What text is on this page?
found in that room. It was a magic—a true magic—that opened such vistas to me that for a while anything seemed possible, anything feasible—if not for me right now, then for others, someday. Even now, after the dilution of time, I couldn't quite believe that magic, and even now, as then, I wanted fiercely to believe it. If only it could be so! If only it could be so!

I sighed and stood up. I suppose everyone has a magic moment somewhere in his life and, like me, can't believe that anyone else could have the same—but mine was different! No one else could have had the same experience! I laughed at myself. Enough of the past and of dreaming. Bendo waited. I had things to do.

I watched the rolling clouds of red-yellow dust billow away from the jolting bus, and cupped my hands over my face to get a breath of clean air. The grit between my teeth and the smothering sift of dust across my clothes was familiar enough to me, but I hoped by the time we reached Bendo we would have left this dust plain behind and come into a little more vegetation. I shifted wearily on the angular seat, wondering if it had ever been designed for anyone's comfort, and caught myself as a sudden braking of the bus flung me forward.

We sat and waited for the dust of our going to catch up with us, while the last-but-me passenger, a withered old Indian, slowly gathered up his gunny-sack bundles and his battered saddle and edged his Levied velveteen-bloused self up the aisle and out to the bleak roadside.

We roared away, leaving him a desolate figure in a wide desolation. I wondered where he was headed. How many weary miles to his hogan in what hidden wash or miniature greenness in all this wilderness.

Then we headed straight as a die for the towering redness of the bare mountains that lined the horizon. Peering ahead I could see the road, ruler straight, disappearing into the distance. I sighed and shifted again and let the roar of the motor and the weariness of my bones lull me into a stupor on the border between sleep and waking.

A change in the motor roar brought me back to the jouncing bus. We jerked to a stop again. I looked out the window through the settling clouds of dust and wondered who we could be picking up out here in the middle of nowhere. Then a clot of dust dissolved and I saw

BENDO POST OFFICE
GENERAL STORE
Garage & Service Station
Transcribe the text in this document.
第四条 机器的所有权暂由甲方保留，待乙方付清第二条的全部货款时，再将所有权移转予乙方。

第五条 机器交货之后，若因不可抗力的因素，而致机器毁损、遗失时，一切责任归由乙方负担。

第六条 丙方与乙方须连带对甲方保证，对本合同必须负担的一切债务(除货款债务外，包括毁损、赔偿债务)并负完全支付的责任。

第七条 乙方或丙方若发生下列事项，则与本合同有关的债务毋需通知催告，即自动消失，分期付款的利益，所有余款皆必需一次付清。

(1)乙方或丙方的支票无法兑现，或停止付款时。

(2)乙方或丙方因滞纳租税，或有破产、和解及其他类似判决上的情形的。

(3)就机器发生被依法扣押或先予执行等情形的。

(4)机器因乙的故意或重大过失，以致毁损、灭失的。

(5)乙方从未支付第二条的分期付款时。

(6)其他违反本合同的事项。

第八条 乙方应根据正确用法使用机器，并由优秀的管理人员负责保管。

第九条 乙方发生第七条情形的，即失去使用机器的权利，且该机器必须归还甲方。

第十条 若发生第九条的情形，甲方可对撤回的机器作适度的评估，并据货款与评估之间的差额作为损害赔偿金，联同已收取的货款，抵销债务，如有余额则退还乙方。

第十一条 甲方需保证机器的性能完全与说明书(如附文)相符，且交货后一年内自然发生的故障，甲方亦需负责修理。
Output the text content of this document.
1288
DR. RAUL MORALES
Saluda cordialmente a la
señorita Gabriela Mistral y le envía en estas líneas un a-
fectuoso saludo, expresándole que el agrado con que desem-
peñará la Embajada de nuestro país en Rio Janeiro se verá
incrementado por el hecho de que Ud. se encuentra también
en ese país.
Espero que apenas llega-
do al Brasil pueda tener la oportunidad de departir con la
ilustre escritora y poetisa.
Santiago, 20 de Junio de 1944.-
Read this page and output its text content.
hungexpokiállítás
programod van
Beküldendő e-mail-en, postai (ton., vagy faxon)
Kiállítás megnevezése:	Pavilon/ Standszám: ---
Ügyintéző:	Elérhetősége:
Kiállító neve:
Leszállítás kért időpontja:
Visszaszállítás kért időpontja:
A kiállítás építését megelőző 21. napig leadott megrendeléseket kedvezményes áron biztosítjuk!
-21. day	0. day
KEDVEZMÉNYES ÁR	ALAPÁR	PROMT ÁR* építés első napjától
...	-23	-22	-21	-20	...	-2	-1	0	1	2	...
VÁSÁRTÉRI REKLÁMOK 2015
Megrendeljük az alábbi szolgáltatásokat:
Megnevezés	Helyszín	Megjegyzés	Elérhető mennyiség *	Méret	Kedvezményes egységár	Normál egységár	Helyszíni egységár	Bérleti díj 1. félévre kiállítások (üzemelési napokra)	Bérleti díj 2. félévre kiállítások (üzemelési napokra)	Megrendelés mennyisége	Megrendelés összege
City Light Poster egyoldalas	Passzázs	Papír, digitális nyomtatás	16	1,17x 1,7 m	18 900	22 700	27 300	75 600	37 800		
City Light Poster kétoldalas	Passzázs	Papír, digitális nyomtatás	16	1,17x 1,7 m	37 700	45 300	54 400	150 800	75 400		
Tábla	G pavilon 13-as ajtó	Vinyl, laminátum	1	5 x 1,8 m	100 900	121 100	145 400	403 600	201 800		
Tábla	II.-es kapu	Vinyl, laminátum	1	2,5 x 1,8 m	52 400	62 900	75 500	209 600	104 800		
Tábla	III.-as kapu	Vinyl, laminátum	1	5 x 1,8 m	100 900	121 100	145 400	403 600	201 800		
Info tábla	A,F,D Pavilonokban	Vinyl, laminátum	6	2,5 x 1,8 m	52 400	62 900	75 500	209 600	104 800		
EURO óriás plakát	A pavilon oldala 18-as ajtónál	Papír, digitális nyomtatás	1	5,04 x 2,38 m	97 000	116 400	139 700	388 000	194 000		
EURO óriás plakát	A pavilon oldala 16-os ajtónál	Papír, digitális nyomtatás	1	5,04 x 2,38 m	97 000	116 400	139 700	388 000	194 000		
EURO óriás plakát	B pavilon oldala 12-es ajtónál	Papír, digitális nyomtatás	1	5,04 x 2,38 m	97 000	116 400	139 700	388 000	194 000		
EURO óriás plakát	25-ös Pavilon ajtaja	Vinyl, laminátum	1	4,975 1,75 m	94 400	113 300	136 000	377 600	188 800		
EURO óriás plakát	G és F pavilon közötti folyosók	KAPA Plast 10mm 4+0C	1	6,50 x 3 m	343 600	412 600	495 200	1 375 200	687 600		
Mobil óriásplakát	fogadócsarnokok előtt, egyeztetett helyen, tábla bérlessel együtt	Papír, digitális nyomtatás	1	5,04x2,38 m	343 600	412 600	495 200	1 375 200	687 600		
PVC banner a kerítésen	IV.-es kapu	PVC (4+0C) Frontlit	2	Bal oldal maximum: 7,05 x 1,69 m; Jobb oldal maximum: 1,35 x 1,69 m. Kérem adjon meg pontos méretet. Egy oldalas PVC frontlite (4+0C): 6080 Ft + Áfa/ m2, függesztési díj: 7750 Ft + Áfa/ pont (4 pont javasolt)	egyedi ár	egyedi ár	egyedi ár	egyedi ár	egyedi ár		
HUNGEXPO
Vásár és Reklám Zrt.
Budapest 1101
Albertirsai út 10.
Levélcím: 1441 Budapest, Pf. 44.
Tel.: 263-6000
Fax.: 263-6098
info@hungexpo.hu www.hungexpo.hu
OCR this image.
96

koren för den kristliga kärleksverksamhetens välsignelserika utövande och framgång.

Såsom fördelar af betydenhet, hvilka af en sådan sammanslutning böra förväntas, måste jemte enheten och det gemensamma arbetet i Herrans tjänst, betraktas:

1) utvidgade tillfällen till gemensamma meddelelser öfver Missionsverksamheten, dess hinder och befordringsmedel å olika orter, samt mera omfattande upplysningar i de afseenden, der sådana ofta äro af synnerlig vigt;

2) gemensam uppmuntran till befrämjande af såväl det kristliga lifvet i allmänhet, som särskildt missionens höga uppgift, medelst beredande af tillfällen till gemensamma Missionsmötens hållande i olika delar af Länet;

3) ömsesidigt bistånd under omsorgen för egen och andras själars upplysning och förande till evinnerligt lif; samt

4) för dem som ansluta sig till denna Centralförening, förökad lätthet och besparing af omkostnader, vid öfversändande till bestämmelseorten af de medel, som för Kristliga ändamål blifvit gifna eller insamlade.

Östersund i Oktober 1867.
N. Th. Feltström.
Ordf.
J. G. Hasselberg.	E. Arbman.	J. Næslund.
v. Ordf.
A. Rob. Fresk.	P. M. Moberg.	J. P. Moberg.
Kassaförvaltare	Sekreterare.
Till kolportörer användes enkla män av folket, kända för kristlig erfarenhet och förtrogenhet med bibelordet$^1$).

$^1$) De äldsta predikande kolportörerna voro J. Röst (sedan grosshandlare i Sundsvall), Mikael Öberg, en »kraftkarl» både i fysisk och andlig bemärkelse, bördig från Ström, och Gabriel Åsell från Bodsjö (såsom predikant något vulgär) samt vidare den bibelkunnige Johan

══════════════════════════════

Directions: Extract every line of the records above that contains the word "Budapest".

Expected answer:
Budapest 1101
Levélcím: 1441 Budapest, Pf. 44.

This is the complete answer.